» **Exercise objective**:
Copy out all of the material below line for line, without changing anything, and leave the pictures out.

» **Extracted information**:
★ ★ ★ ★ ★ ★ ★

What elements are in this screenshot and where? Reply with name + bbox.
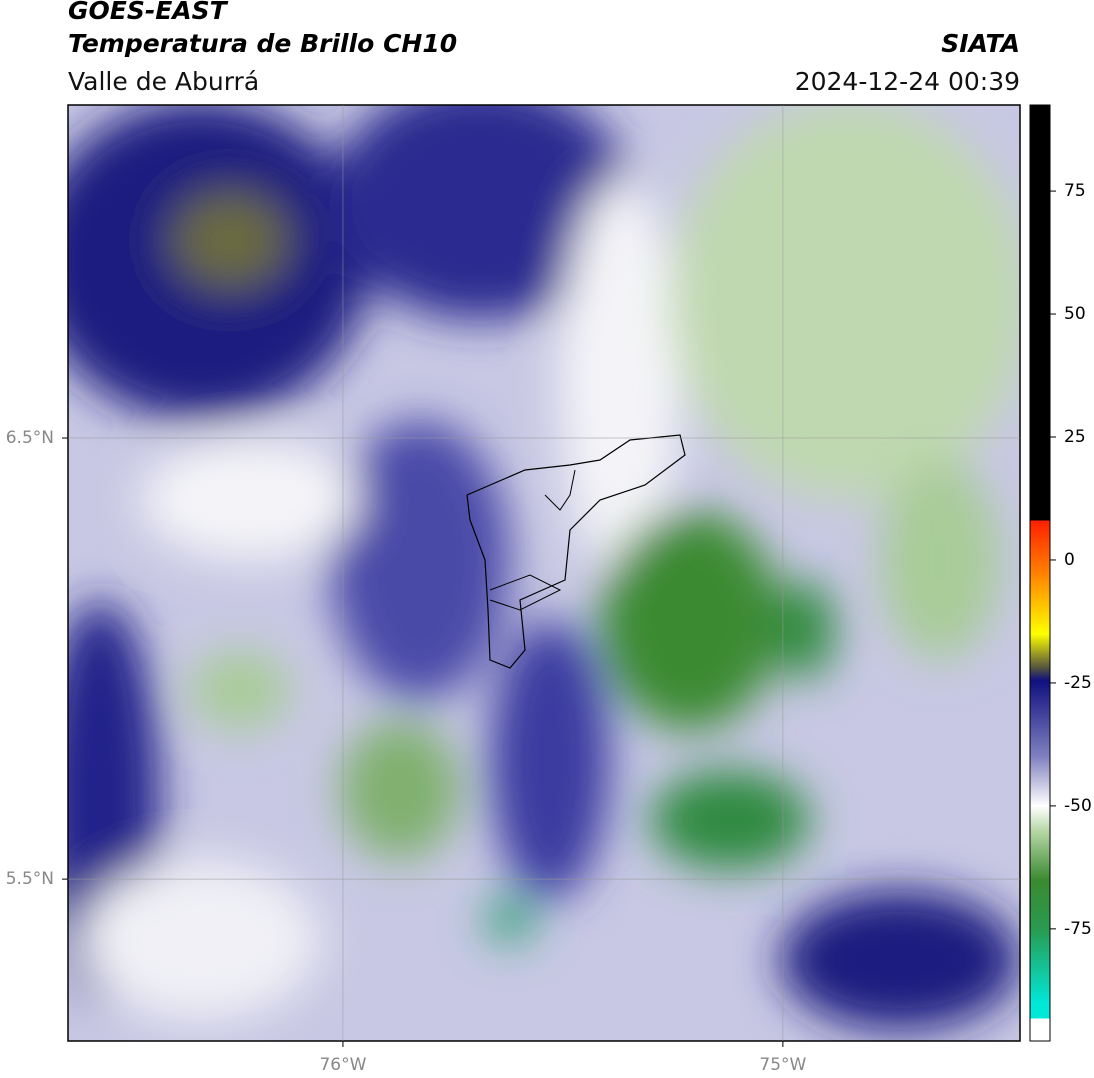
map-frame (67, 104, 1021, 1042)
y-tick-label: 5.5°N (6, 869, 54, 889)
x-tick-label: 76°W (319, 1055, 366, 1075)
colorbar-tick-label: 0 (1064, 550, 1075, 570)
colorbar-tick-label: -75 (1064, 919, 1092, 939)
colorbar-tick-label: 50 (1064, 304, 1086, 324)
colorbar (1029, 104, 1051, 1042)
colorbar-tick-label: -25 (1064, 673, 1092, 693)
colorbar-tick-label: 25 (1064, 427, 1086, 447)
map-image (68, 105, 1020, 1041)
colorbar-tick-label: -50 (1064, 796, 1092, 816)
title: GOES-EAST (68, 0, 229, 25)
region: Valle de Aburrá (68, 67, 259, 96)
source: SIATA (941, 29, 1020, 58)
x-tick-label: 75°W (759, 1055, 806, 1075)
colorbar-tick-label: 75 (1064, 181, 1086, 201)
datetime: 2024-12-24 00:39 (795, 67, 1020, 96)
subtitle: Temperatura de Brillo CH10 (68, 29, 457, 58)
y-tick-label: 6.5°N (6, 428, 54, 448)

★ ★ ★ ★ ★ ★ ★

» **Result of this exercise**:
What elements are in this screenshot and where? Reply with name + bbox.
map-frame (67, 104, 1021, 1042)
y-tick-label: 5.5°N (6, 869, 54, 889)
x-tick-label: 76°W (319, 1055, 366, 1075)
colorbar-tick-label: 0 (1064, 550, 1075, 570)
colorbar-tick-label: -75 (1064, 919, 1092, 939)
colorbar-tick-label: 50 (1064, 304, 1086, 324)
colorbar (1029, 104, 1051, 1042)
colorbar-tick-label: -25 (1064, 673, 1092, 693)
colorbar-tick-label: 25 (1064, 427, 1086, 447)
map-image (68, 105, 1020, 1041)
colorbar-tick-label: -50 (1064, 796, 1092, 816)
title: GOES-EAST (68, 0, 229, 25)
region: Valle de Aburrá (68, 67, 259, 96)
source: SIATA (941, 29, 1020, 58)
x-tick-label: 75°W (759, 1055, 806, 1075)
colorbar-tick-label: 75 (1064, 181, 1086, 201)
datetime: 2024-12-24 00:39 (795, 67, 1020, 96)
subtitle: Temperatura de Brillo CH10 (68, 29, 457, 58)
y-tick-label: 6.5°N (6, 428, 54, 448)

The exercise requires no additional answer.